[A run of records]
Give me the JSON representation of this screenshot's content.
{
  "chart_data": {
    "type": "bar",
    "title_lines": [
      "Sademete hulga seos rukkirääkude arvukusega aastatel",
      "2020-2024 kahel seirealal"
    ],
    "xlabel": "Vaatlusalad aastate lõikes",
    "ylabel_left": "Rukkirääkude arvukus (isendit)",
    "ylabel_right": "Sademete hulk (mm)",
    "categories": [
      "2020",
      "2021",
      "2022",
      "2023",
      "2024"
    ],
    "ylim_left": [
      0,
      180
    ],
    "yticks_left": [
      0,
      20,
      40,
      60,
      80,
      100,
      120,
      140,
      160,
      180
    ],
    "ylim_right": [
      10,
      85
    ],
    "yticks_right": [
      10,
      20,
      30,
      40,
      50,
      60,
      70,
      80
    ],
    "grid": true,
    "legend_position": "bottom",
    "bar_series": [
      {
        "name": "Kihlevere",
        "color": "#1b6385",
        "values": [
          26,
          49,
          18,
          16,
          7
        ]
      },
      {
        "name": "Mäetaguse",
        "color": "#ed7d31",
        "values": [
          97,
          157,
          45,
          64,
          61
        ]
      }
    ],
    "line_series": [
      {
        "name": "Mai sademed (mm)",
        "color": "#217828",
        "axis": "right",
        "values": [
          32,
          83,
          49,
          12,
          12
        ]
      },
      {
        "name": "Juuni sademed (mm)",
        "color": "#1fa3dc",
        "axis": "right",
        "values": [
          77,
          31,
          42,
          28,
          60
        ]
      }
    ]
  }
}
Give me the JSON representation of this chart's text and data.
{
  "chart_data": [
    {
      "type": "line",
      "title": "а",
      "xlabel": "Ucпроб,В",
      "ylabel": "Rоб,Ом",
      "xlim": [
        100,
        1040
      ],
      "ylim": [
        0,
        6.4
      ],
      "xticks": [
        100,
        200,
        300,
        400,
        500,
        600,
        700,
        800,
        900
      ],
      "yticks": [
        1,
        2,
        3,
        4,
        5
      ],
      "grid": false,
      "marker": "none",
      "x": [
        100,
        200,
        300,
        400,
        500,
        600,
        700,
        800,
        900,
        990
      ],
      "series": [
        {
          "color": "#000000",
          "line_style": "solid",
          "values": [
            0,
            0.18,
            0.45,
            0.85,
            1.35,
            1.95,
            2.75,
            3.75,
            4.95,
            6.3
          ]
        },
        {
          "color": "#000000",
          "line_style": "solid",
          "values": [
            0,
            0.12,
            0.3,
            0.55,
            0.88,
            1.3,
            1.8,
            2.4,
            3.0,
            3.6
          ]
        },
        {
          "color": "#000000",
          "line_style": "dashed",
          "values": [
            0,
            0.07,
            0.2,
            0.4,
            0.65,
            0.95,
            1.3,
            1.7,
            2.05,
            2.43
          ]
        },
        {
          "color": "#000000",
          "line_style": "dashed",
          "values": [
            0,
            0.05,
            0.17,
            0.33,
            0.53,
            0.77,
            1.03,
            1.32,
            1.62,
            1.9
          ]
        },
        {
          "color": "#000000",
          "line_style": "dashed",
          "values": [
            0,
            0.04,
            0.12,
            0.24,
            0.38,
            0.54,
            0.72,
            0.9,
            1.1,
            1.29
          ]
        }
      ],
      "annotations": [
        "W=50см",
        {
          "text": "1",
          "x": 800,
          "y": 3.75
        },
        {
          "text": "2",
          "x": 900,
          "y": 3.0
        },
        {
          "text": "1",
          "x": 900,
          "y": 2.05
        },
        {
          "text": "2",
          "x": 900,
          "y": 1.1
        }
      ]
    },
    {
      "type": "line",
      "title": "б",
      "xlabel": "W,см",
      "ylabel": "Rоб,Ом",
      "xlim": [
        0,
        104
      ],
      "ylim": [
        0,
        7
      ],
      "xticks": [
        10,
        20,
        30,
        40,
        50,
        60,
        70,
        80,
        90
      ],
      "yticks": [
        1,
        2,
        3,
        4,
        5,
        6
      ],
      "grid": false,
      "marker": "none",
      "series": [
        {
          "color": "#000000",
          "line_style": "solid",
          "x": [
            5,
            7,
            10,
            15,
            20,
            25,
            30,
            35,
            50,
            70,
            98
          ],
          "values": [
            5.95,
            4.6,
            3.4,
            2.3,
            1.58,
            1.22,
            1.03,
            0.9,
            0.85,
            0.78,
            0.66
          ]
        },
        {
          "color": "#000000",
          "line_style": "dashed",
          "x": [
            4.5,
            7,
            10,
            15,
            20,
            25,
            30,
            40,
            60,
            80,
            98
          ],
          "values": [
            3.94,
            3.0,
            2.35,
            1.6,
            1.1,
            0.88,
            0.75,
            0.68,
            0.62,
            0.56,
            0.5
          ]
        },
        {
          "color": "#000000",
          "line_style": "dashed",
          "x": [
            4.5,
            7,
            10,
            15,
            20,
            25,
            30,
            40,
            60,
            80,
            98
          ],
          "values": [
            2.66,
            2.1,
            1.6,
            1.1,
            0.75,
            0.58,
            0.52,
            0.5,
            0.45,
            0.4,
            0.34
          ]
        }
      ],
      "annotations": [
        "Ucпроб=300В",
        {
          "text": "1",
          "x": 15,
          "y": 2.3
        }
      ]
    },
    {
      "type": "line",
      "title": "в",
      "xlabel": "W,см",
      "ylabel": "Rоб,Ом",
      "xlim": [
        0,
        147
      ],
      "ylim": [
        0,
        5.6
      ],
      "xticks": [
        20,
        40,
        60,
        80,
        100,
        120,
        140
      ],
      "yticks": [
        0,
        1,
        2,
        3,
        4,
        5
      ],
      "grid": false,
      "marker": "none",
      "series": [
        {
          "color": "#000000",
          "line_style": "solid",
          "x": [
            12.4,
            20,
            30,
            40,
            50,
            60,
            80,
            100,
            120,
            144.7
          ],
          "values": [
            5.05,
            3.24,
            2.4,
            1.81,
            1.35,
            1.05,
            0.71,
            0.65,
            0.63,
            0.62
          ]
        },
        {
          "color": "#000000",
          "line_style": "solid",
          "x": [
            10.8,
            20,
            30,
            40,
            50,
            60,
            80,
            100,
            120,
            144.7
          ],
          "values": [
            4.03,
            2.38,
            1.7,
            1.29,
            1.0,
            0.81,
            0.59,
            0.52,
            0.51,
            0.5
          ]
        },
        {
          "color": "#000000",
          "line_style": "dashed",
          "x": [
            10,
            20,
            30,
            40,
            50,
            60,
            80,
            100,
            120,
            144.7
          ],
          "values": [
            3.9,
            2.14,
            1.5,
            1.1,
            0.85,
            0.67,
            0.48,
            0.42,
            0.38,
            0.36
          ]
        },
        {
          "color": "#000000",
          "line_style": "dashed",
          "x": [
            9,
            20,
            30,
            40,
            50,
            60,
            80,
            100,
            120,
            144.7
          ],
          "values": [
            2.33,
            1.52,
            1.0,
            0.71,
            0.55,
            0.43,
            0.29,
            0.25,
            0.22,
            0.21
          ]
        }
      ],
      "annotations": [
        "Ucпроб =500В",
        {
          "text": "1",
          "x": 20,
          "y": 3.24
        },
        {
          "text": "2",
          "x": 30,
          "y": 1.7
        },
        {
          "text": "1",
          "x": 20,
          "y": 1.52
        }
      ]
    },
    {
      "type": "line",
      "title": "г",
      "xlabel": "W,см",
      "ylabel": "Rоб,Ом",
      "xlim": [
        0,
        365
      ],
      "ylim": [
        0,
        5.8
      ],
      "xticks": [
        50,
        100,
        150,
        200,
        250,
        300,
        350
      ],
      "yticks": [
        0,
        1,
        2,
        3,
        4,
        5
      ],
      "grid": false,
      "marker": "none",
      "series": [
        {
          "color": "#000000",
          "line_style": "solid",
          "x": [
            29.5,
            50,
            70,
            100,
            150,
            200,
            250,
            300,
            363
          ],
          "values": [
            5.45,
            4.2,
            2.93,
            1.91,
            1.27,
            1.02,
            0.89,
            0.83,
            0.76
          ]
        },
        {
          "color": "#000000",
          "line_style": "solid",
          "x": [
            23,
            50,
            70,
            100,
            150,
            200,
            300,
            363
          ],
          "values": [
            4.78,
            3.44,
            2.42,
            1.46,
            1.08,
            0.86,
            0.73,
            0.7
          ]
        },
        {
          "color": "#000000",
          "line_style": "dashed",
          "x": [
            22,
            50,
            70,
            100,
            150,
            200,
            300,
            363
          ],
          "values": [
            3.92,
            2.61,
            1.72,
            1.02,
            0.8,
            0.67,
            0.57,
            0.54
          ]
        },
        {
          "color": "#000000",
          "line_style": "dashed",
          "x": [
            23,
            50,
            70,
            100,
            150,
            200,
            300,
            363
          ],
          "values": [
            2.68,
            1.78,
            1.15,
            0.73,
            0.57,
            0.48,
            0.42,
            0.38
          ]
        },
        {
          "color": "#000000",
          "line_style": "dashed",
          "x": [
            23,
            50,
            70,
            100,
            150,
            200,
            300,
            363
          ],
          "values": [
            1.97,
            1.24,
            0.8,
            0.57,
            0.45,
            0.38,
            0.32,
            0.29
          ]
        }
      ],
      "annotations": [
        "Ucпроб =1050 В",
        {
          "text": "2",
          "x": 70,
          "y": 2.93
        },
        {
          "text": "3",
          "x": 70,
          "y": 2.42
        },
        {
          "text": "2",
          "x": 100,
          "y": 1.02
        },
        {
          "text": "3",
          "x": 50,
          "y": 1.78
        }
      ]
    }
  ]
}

[INSTRUCTIONS TO FOLLOW]: From the material above, copy each line that includes the word "this".

[EXERCISE SOLUTION]:
Give me the JSON representation of this screenshot's content.
Give me the JSON representation of this chart's text and data.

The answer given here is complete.